>>
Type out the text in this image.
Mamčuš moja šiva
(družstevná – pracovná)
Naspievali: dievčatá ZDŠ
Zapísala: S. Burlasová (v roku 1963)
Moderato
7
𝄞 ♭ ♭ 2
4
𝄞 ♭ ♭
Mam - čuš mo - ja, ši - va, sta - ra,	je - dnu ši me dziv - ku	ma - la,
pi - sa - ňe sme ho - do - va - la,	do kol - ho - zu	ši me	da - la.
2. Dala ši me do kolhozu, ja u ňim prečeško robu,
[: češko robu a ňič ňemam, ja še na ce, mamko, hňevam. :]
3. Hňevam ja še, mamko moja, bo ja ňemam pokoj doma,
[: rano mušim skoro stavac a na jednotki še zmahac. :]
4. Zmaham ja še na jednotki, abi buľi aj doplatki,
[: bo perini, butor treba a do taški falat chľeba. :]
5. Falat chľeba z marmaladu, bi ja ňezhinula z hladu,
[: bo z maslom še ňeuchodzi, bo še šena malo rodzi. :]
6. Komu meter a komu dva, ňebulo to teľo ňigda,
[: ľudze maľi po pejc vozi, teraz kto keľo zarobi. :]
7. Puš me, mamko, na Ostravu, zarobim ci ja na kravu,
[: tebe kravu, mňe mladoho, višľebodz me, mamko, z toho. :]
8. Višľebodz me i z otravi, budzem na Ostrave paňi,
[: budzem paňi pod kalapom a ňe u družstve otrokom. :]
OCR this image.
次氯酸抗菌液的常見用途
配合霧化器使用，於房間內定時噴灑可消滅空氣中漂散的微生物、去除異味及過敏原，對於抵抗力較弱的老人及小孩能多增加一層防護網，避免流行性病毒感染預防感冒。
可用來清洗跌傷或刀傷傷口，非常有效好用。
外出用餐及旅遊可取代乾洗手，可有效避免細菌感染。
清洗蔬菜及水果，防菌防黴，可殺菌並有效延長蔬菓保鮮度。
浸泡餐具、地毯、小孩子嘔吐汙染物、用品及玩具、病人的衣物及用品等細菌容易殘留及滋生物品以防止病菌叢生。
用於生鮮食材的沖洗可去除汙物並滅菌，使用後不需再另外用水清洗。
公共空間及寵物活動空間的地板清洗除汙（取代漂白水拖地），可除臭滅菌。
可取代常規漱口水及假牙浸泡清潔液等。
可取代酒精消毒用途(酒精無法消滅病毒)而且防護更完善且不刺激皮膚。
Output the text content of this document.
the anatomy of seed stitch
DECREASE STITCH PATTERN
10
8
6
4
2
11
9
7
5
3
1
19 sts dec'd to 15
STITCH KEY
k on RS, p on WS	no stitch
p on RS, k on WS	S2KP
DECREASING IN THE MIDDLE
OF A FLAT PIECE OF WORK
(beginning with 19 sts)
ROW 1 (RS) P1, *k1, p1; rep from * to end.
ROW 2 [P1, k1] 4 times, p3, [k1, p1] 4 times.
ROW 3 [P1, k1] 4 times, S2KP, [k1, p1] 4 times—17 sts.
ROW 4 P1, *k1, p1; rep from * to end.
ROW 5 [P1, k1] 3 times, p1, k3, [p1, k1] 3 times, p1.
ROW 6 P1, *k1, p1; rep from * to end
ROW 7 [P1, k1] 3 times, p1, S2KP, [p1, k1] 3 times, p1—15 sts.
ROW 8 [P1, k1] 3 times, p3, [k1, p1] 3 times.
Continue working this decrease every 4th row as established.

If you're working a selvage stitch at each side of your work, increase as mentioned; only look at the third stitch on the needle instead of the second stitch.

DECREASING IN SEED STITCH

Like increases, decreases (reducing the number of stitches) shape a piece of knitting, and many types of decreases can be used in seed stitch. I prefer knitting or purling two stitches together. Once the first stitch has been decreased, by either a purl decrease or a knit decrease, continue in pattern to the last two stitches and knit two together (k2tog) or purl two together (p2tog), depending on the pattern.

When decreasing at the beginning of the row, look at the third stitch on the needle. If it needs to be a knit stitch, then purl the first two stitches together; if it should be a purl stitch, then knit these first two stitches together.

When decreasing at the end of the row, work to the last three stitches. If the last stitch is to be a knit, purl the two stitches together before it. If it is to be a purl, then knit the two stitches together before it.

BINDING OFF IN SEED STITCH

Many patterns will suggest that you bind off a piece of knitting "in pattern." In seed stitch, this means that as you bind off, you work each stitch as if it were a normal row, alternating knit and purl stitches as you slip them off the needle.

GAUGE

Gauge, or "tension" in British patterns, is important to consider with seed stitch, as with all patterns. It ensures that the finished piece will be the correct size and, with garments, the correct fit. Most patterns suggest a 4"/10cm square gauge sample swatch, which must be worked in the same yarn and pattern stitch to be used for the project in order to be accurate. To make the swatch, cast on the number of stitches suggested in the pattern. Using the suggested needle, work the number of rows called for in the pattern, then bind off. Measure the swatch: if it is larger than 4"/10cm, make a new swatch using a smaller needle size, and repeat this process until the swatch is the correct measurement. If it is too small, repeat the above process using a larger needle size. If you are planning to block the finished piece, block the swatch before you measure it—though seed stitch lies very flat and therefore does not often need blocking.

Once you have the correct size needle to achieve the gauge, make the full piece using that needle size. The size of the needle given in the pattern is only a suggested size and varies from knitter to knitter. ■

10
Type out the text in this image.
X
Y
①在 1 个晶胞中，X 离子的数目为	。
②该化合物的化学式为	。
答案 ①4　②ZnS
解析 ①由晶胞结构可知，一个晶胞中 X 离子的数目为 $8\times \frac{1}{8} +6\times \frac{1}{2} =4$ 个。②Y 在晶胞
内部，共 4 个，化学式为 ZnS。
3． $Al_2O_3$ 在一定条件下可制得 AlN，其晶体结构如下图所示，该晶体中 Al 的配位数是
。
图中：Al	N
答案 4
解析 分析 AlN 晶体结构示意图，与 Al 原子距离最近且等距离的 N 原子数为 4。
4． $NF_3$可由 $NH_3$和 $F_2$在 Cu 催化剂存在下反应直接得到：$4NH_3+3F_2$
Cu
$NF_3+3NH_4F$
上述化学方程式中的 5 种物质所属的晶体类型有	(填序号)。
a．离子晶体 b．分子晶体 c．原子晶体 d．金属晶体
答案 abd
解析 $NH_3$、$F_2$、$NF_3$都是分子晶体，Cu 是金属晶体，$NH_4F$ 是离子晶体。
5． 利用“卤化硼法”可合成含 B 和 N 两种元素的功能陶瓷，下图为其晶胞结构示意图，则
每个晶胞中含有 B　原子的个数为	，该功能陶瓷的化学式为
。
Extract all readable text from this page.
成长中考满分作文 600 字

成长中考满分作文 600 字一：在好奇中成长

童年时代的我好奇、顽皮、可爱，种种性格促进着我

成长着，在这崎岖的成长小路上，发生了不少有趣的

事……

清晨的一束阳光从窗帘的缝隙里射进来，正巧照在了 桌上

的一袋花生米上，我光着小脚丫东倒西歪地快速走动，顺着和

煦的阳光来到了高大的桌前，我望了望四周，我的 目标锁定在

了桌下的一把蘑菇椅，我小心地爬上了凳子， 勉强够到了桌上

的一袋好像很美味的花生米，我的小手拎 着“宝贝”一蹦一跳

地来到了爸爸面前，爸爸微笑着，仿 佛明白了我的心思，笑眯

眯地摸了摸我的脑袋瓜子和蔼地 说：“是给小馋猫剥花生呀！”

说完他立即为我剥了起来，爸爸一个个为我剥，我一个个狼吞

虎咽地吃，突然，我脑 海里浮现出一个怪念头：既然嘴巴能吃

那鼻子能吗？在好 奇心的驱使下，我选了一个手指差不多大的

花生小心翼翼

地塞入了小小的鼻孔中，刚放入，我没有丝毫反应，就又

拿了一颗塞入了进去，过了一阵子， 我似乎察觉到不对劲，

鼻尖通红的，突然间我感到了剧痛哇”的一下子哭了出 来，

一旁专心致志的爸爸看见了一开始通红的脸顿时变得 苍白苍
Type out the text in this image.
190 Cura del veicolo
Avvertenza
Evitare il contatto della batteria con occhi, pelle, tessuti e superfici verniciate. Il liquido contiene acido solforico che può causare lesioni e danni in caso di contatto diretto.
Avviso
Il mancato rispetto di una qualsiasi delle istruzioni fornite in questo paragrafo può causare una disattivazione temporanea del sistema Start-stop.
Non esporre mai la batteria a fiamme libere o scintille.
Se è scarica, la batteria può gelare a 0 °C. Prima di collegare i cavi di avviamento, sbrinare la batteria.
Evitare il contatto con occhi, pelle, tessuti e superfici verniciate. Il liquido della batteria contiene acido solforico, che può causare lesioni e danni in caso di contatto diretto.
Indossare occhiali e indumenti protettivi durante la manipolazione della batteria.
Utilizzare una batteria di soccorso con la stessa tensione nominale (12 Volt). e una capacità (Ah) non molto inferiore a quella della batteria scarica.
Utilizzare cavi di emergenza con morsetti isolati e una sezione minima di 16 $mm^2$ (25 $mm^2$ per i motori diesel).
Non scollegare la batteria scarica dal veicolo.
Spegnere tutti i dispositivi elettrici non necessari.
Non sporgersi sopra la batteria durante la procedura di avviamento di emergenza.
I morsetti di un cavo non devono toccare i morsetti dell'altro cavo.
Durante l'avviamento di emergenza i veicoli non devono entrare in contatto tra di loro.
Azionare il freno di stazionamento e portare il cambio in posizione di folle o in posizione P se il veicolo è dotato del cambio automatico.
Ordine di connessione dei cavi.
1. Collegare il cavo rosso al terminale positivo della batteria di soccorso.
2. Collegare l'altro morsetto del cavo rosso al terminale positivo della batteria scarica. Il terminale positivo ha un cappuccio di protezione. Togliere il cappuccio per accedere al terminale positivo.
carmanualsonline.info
<<
| EXERCISE REQUIREMENTS |
How many lines of the listing above include the word "contatto"? Reply with the number alone.

| COMPLETE RESPONSE |
3